THE PROBLEM:
Set down each entry exactly as given; pictures should not appear in the copy.

Records contained in a dataset
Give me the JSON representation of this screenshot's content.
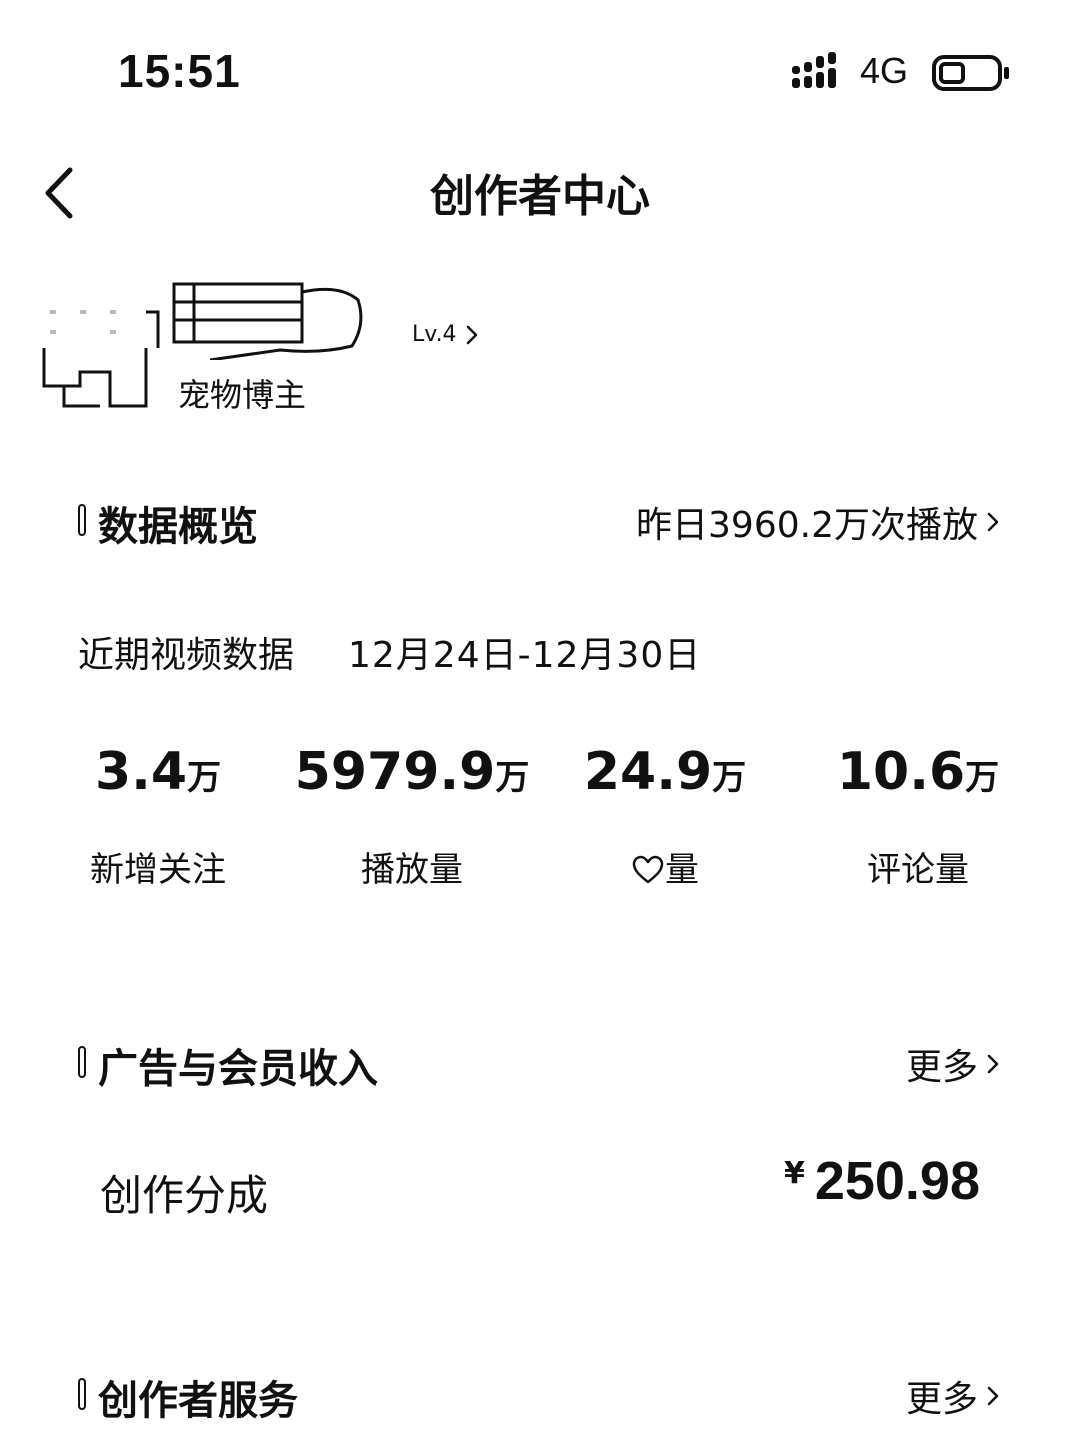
{
  "status_bar": {
    "time": "15:51",
    "network": "4G"
  },
  "nav": {
    "title": "创作者中心"
  },
  "profile": {
    "level": "Lv.4",
    "bio": "宠物博主"
  },
  "overview": {
    "title": "数据概览",
    "yesterday_plays": "昨日3960.2万次播放",
    "recent_label": "近期视频数据",
    "recent_range": "12月24日-12月30日",
    "metrics": [
      {
        "value": "3.4",
        "unit": "万",
        "label": "新增关注"
      },
      {
        "value": "5979.9",
        "unit": "万",
        "label": "播放量"
      },
      {
        "value": "24.9",
        "unit": "万",
        "label": "量"
      },
      {
        "value": "10.6",
        "unit": "万",
        "label": "评论量"
      }
    ]
  },
  "income": {
    "title": "广告与会员收入",
    "more": "更多",
    "item_label": "创作分成",
    "currency": "¥",
    "amount": "250.98"
  },
  "services": {
    "title": "创作者服务",
    "more": "更多"
  },
  "icons": {
    "back": "chevron-left-icon",
    "chevron": "chevron-right-icon",
    "like": "heart-icon",
    "signal": "signal-icon",
    "battery": "battery-icon"
  }
}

WRITTEN RESPONSE:
Give me the JSON representation of this screenshot's content.
{
  "status_bar": {
    "time": "15:51",
    "network": "4G"
  },
  "nav": {
    "title": "创作者中心"
  },
  "profile": {
    "level": "Lv.4",
    "bio": "宠物博主"
  },
  "overview": {
    "title": "数据概览",
    "yesterday_plays": "昨日3960.2万次播放",
    "recent_label": "近期视频数据",
    "recent_range": "12月24日-12月30日",
    "metrics": [
      {
        "value": "3.4",
        "unit": "万",
        "label": "新增关注"
      },
      {
        "value": "5979.9",
        "unit": "万",
        "label": "播放量"
      },
      {
        "value": "24.9",
        "unit": "万",
        "label": "量"
      },
      {
        "value": "10.6",
        "unit": "万",
        "label": "评论量"
      }
    ]
  },
  "income": {
    "title": "广告与会员收入",
    "more": "更多",
    "item_label": "创作分成",
    "currency": "¥",
    "amount": "250.98"
  },
  "services": {
    "title": "创作者服务",
    "more": "更多"
  },
  "icons": {
    "back": "chevron-left-icon",
    "chevron": "chevron-right-icon",
    "like": "heart-icon",
    "signal": "signal-icon",
    "battery": "battery-icon"
  }
}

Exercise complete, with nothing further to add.